Dataset records
● ● ●
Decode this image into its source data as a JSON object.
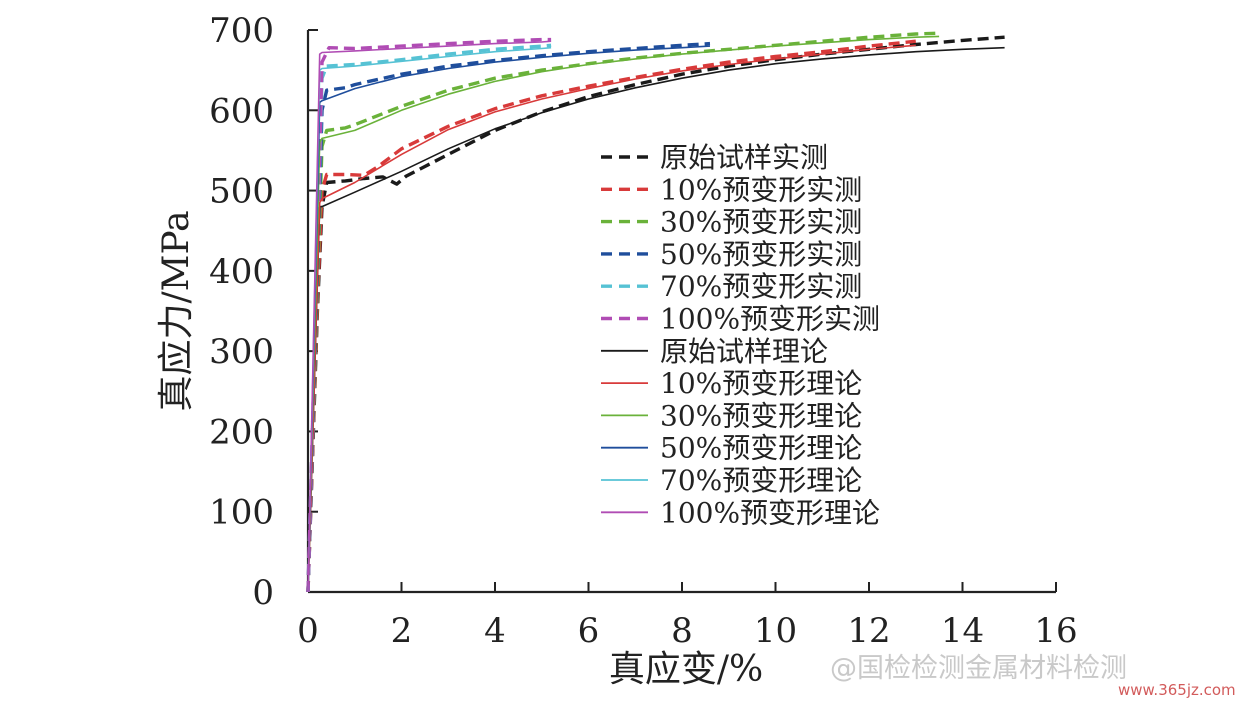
{
  "chart_data": {
    "type": "line",
    "title": "",
    "xlabel": "真应变/%",
    "ylabel": "真应力/MPa",
    "xlim": [
      0,
      16
    ],
    "ylim": [
      0,
      700
    ],
    "xticks": [
      "0",
      "2",
      "4",
      "6",
      "8",
      "10",
      "12",
      "14",
      "16"
    ],
    "yticks": [
      "0",
      "100",
      "200",
      "300",
      "400",
      "500",
      "600",
      "700"
    ],
    "legend_position": "center-right",
    "series": [
      {
        "name": "原始试样实测",
        "style": "dashed",
        "color": "#1a1a1a",
        "x": [
          0,
          0.2,
          0.3,
          0.4,
          0.8,
          1.2,
          1.6,
          1.9,
          2.1,
          2.5,
          3.0,
          4.0,
          5.0,
          6.0,
          7.0,
          8.0,
          9.0,
          10.0,
          11.0,
          12.0,
          13.0,
          14.0,
          14.9
        ],
        "y": [
          0,
          350,
          480,
          510,
          512,
          515,
          517,
          508,
          518,
          530,
          545,
          575,
          598,
          617,
          632,
          645,
          655,
          663,
          670,
          676,
          682,
          687,
          691
        ]
      },
      {
        "name": "10%预变形实测",
        "style": "dashed",
        "color": "#d83a3a",
        "x": [
          0,
          0.2,
          0.3,
          0.4,
          0.8,
          1.2,
          1.5,
          2.0,
          3.0,
          4.0,
          5.0,
          6.0,
          7.0,
          8.0,
          9.0,
          10.0,
          11.0,
          12.0,
          13.0
        ],
        "y": [
          0,
          360,
          500,
          520,
          520,
          519,
          530,
          552,
          580,
          602,
          618,
          630,
          641,
          651,
          660,
          667,
          673,
          680,
          686
        ]
      },
      {
        "name": "30%预变形实测",
        "style": "dashed",
        "color": "#6ab23a",
        "x": [
          0,
          0.2,
          0.3,
          0.4,
          0.8,
          1.0,
          2.0,
          3.0,
          4.0,
          5.0,
          6.0,
          7.0,
          8.0,
          9.0,
          10.0,
          11.0,
          12.0,
          13.0,
          13.5
        ],
        "y": [
          0,
          380,
          555,
          575,
          578,
          582,
          605,
          625,
          640,
          650,
          658,
          665,
          671,
          676,
          681,
          686,
          691,
          695,
          696
        ]
      },
      {
        "name": "50%预变形实测",
        "style": "dashed",
        "color": "#1f4e9c",
        "x": [
          0,
          0.2,
          0.3,
          0.4,
          0.8,
          1.0,
          2.0,
          3.0,
          4.0,
          5.0,
          6.0,
          7.0,
          8.0,
          8.6
        ],
        "y": [
          0,
          400,
          600,
          625,
          628,
          632,
          645,
          655,
          662,
          668,
          673,
          677,
          681,
          683
        ]
      },
      {
        "name": "70%预变形实测",
        "style": "dashed",
        "color": "#56c2d4",
        "x": [
          0,
          0.2,
          0.3,
          0.4,
          1.0,
          2.0,
          3.0,
          4.0,
          5.0,
          5.2
        ],
        "y": [
          0,
          420,
          640,
          655,
          657,
          663,
          670,
          676,
          680,
          681
        ]
      },
      {
        "name": "100%预变形实测",
        "style": "dashed",
        "color": "#b04cb4",
        "x": [
          0,
          0.2,
          0.3,
          0.45,
          1.0,
          2.0,
          3.0,
          4.0,
          5.0,
          5.2
        ],
        "y": [
          0,
          430,
          660,
          678,
          677,
          680,
          683,
          686,
          688,
          688
        ]
      },
      {
        "name": "原始试样理论",
        "style": "solid",
        "color": "#1a1a1a",
        "x": [
          0,
          0.25,
          0.3,
          1.0,
          2.0,
          3.0,
          4.0,
          5.0,
          6.0,
          7.0,
          8.0,
          9.0,
          10.0,
          11.0,
          12.0,
          13.0,
          14.0,
          14.9
        ],
        "y": [
          0,
          480,
          480,
          498,
          524,
          552,
          577,
          597,
          614,
          628,
          640,
          650,
          658,
          664,
          669,
          673,
          676,
          678
        ]
      },
      {
        "name": "10%预变形理论",
        "style": "solid",
        "color": "#d83a3a",
        "x": [
          0,
          0.25,
          0.3,
          1.0,
          2.0,
          3.0,
          4.0,
          5.0,
          6.0,
          7.0,
          8.0,
          9.0,
          10.0,
          11.0,
          12.0,
          13.0
        ],
        "y": [
          0,
          485,
          490,
          510,
          545,
          576,
          598,
          614,
          627,
          639,
          649,
          657,
          664,
          670,
          676,
          681
        ]
      },
      {
        "name": "30%预变形理论",
        "style": "solid",
        "color": "#6ab23a",
        "x": [
          0,
          0.25,
          0.3,
          1.0,
          2.0,
          3.0,
          4.0,
          5.0,
          6.0,
          7.0,
          8.0,
          9.0,
          10.0,
          11.0,
          12.0,
          13.0,
          13.5
        ],
        "y": [
          0,
          560,
          565,
          575,
          600,
          620,
          636,
          648,
          657,
          664,
          670,
          675,
          680,
          684,
          688,
          691,
          692
        ]
      },
      {
        "name": "50%预变形理论",
        "style": "solid",
        "color": "#1f4e9c",
        "x": [
          0,
          0.25,
          0.3,
          1.0,
          2.0,
          3.0,
          4.0,
          5.0,
          6.0,
          7.0,
          8.0,
          8.6
        ],
        "y": [
          0,
          610,
          612,
          627,
          642,
          652,
          660,
          666,
          671,
          675,
          678,
          680
        ]
      },
      {
        "name": "70%预变形理论",
        "style": "solid",
        "color": "#56c2d4",
        "x": [
          0,
          0.25,
          0.3,
          1.0,
          2.0,
          3.0,
          4.0,
          5.0,
          5.2
        ],
        "y": [
          0,
          650,
          652,
          655,
          661,
          667,
          673,
          677,
          678
        ]
      },
      {
        "name": "100%预变形理论",
        "style": "solid",
        "color": "#b04cb4",
        "x": [
          0,
          0.25,
          0.3,
          1.0,
          2.0,
          3.0,
          4.0,
          5.0,
          5.2
        ],
        "y": [
          0,
          670,
          672,
          674,
          677,
          680,
          683,
          685,
          686
        ]
      }
    ]
  },
  "watermark": "@国检检测金属材料检测",
  "site": "www.365jz.com"
}
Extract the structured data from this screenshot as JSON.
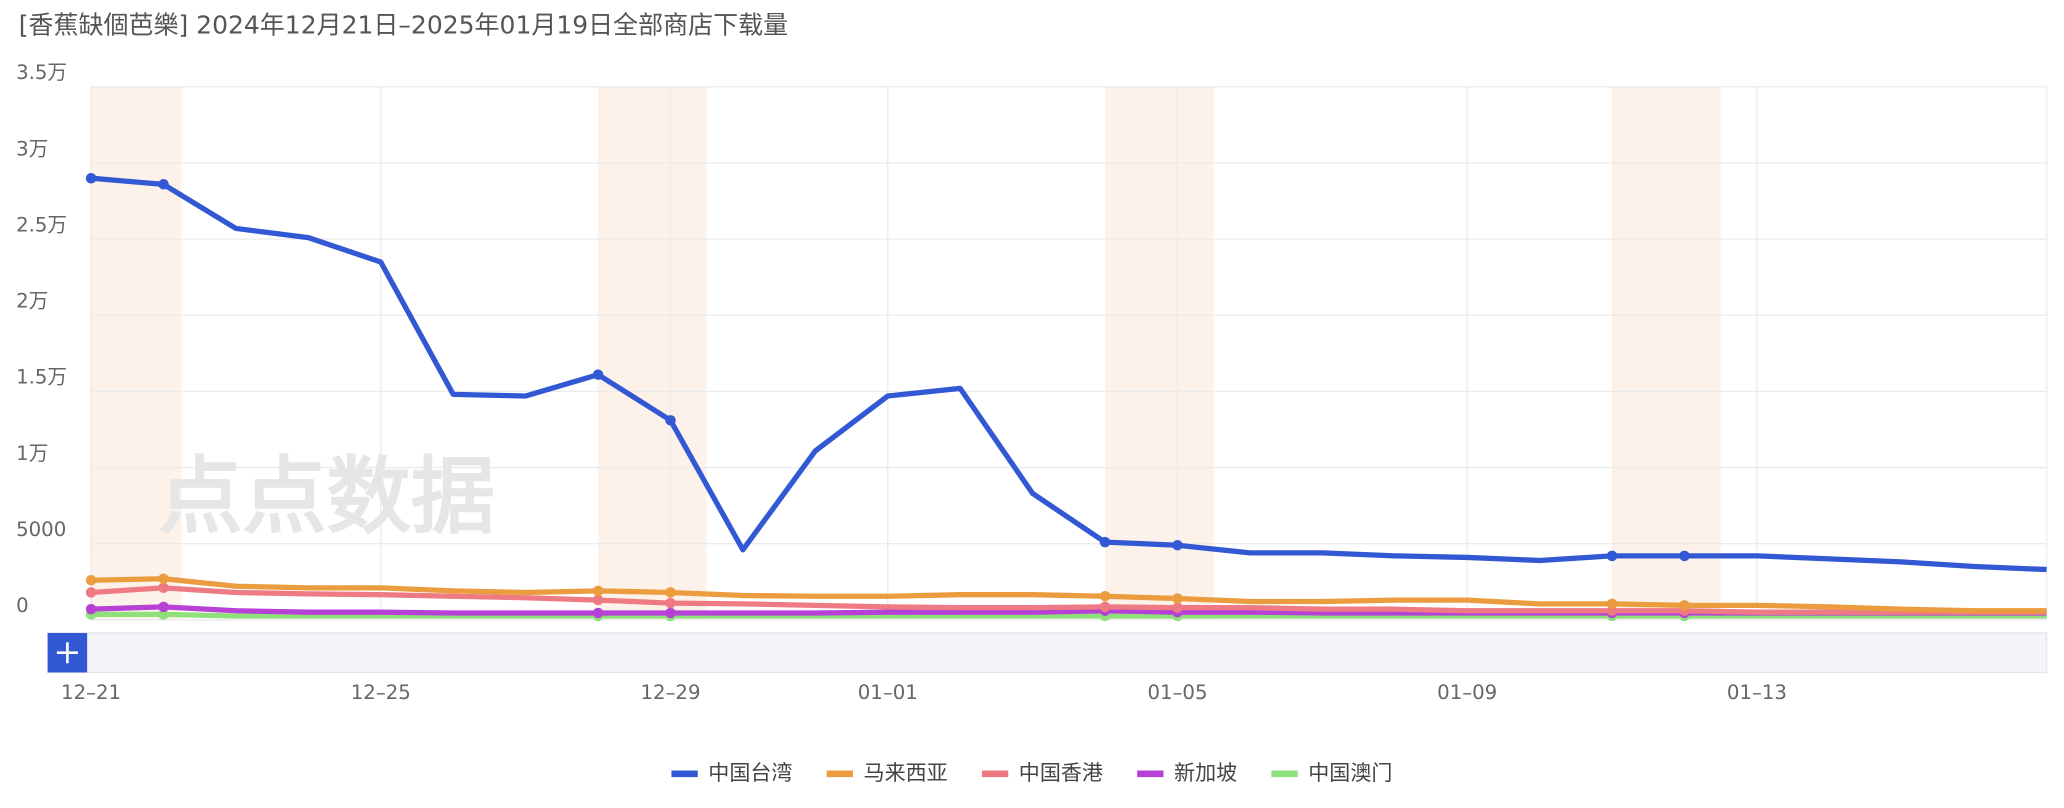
{
  "chart_data": {
    "type": "line",
    "title": "[香蕉缺個芭樂] 2024年12月21日–2025年01月19日全部商店下载量",
    "watermark": "点点数据",
    "categories": [
      "12–21",
      null,
      null,
      null,
      "12–25",
      null,
      null,
      null,
      "12–29",
      null,
      null,
      "01–01",
      null,
      null,
      null,
      "01–05",
      null,
      null,
      null,
      "01–09",
      null,
      null,
      null,
      "01–13",
      null,
      null,
      null,
      null
    ],
    "ylim": [
      0,
      35000
    ],
    "yticks": [
      0,
      5000,
      {
        "value": 10000,
        "label": "1万"
      },
      {
        "value": 15000,
        "label": "1.5万"
      },
      {
        "value": 20000,
        "label": "2万"
      },
      {
        "value": 25000,
        "label": "2.5万"
      },
      {
        "value": 30000,
        "label": "3万"
      },
      {
        "value": 35000,
        "label": "3.5万"
      }
    ],
    "grid": true,
    "legend": "bottom",
    "series": [
      {
        "name": "中国台湾",
        "color": "#3358d4",
        "values": [
          29000,
          28600,
          25700,
          25100,
          23500,
          14800,
          14700,
          16100,
          13100,
          4600,
          11100,
          14700,
          15200,
          8300,
          5100,
          4900,
          4400,
          4400,
          4200,
          4100,
          3900,
          4200,
          4200,
          4200,
          4000,
          3800,
          3500,
          3300
        ]
      },
      {
        "name": "马来西亚",
        "color": "#eb9c3f",
        "values": [
          2600,
          2700,
          2200,
          2100,
          2100,
          1900,
          1800,
          1900,
          1800,
          1600,
          1550,
          1550,
          1650,
          1650,
          1550,
          1400,
          1200,
          1200,
          1300,
          1300,
          1050,
          1050,
          950,
          950,
          850,
          700,
          600,
          600
        ]
      },
      {
        "name": "中国香港",
        "color": "#ee7b84",
        "values": [
          1800,
          2100,
          1800,
          1700,
          1650,
          1550,
          1450,
          1300,
          1100,
          1050,
          950,
          850,
          800,
          800,
          850,
          800,
          800,
          700,
          700,
          600,
          600,
          600,
          600,
          500,
          500,
          500,
          500,
          500
        ]
      },
      {
        "name": "新加坡",
        "color": "#b740d6",
        "values": [
          700,
          850,
          600,
          500,
          500,
          450,
          450,
          450,
          450,
          450,
          450,
          500,
          500,
          500,
          600,
          500,
          500,
          450,
          450,
          450,
          450,
          450,
          450,
          450,
          450,
          450,
          450,
          450
        ]
      },
      {
        "name": "中国澳门",
        "color": "#8fe07a",
        "values": [
          350,
          350,
          250,
          250,
          250,
          250,
          250,
          250,
          250,
          250,
          250,
          250,
          250,
          250,
          250,
          250,
          250,
          250,
          250,
          250,
          250,
          250,
          250,
          250,
          250,
          250,
          250,
          250
        ]
      }
    ]
  }
}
● ● ●
[What is being asked]
In the listing above, locate each line with "JSON" and copy it.

[Exercise response]
Decode this image into its source data as a JSON object.
Extract the structured data from this screenshot as JSON.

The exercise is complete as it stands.